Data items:

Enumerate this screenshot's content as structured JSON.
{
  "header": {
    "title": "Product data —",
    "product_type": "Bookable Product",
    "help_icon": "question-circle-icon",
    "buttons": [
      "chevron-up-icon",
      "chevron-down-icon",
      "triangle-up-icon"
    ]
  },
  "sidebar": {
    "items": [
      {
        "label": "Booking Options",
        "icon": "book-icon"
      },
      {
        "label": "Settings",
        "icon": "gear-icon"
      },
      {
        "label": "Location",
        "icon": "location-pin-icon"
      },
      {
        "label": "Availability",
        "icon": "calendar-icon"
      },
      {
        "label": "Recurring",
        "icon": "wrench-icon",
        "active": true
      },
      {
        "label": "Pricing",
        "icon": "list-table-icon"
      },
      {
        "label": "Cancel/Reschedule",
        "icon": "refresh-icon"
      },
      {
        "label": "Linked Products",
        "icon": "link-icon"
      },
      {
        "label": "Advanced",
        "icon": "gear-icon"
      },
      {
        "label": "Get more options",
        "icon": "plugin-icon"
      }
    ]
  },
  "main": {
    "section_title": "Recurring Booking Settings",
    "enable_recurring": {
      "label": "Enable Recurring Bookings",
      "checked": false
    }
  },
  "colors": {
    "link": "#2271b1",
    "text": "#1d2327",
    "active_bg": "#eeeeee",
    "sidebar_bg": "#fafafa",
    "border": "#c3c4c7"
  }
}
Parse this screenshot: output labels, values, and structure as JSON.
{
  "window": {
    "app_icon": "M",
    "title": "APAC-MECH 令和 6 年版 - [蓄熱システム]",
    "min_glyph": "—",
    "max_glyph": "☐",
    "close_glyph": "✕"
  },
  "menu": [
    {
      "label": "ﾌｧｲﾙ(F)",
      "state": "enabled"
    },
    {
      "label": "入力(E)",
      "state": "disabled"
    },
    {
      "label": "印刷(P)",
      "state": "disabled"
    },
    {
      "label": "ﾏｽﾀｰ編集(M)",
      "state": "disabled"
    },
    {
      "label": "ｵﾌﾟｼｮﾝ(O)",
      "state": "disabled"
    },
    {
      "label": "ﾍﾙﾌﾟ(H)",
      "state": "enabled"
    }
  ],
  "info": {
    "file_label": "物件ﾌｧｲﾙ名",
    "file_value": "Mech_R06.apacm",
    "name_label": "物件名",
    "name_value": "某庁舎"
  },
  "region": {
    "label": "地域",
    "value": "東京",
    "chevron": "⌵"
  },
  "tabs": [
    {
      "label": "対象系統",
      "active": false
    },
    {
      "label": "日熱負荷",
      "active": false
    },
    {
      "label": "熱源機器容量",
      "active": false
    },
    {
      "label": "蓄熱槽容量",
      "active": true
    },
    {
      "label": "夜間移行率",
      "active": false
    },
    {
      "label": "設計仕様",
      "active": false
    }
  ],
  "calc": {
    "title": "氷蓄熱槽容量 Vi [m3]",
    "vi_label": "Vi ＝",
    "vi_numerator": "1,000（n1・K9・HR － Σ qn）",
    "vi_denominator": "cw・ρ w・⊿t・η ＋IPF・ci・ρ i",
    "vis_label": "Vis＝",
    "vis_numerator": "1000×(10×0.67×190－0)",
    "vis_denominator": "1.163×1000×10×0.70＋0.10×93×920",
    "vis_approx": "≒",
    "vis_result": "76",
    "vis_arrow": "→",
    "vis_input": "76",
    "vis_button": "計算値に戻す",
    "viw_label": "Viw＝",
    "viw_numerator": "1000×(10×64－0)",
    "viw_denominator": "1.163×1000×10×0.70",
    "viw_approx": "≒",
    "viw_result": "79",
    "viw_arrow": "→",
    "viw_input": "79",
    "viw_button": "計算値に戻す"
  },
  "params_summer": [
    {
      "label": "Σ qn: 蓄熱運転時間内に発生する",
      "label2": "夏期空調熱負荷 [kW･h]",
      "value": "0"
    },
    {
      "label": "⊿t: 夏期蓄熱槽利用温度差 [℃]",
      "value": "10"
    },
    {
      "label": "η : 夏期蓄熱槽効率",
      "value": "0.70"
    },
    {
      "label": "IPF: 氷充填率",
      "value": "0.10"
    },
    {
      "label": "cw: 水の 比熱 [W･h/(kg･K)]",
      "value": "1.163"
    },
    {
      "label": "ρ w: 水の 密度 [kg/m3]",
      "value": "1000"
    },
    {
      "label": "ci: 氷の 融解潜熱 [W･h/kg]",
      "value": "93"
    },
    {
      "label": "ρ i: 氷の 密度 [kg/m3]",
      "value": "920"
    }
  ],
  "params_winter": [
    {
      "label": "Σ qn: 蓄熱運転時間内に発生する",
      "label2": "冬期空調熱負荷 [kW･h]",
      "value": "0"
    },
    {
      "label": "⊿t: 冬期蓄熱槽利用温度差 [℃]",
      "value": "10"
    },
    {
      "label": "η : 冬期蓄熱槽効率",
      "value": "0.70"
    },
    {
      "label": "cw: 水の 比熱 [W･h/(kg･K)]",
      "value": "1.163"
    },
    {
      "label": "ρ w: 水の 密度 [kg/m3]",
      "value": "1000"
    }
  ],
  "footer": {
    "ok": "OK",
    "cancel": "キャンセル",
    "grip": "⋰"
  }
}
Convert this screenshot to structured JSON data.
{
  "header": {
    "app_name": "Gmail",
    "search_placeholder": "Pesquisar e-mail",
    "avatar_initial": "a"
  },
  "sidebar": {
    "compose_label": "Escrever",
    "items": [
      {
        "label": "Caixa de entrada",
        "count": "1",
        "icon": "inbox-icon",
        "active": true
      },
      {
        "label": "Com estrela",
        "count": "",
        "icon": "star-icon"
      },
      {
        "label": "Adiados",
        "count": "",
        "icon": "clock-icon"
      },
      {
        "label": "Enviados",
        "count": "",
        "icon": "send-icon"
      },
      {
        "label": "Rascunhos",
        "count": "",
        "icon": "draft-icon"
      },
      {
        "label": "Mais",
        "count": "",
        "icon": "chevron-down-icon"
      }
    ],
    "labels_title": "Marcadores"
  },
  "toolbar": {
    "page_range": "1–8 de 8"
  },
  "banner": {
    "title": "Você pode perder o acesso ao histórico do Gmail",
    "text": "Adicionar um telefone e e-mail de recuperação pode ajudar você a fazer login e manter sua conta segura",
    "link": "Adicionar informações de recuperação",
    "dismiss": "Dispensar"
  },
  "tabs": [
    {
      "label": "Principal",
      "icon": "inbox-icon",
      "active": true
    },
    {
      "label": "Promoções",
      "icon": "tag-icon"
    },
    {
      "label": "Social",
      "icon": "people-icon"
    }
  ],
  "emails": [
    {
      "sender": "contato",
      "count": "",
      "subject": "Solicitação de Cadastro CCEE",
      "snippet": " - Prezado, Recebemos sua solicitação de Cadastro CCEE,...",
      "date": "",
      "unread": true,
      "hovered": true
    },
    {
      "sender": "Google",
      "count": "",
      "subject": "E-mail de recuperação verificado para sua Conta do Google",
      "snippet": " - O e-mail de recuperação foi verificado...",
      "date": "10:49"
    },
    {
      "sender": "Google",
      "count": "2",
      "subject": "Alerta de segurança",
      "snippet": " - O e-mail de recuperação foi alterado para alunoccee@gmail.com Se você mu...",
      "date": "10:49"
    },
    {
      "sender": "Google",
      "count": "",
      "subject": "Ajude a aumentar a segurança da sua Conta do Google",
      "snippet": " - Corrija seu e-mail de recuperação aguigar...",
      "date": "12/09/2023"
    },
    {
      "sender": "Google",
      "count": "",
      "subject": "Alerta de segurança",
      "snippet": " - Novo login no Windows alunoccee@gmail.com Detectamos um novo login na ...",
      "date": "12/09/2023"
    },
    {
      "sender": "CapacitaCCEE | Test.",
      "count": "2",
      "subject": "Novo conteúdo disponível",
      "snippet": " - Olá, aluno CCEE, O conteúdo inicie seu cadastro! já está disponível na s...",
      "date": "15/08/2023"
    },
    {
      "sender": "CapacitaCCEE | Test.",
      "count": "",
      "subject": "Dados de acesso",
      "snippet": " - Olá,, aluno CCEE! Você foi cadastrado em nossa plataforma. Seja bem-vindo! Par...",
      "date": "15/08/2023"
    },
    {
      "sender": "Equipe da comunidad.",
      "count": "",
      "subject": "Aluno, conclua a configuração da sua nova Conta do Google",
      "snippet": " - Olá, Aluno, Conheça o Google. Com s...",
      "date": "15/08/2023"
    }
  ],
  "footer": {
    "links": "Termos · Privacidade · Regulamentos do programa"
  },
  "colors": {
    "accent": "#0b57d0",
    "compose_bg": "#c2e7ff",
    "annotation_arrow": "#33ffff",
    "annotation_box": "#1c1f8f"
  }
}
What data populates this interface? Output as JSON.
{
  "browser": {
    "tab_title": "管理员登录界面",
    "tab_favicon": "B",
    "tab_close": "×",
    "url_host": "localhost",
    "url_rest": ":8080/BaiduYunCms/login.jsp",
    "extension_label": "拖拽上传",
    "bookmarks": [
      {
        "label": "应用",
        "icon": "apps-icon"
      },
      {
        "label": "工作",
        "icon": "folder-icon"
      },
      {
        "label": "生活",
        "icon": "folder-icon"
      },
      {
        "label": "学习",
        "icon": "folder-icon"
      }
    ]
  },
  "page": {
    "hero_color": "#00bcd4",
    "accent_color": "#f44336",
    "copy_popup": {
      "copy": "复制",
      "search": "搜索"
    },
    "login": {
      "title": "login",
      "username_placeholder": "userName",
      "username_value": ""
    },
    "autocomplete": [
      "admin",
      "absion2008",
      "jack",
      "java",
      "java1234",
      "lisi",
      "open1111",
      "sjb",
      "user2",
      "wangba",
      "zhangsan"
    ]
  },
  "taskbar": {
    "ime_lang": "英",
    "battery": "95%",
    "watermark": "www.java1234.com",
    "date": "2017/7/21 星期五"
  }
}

DIRECTIONS:
Of the lines in this data, how many contain "pode"? Reply with only the number.

FINISHED TASK:
2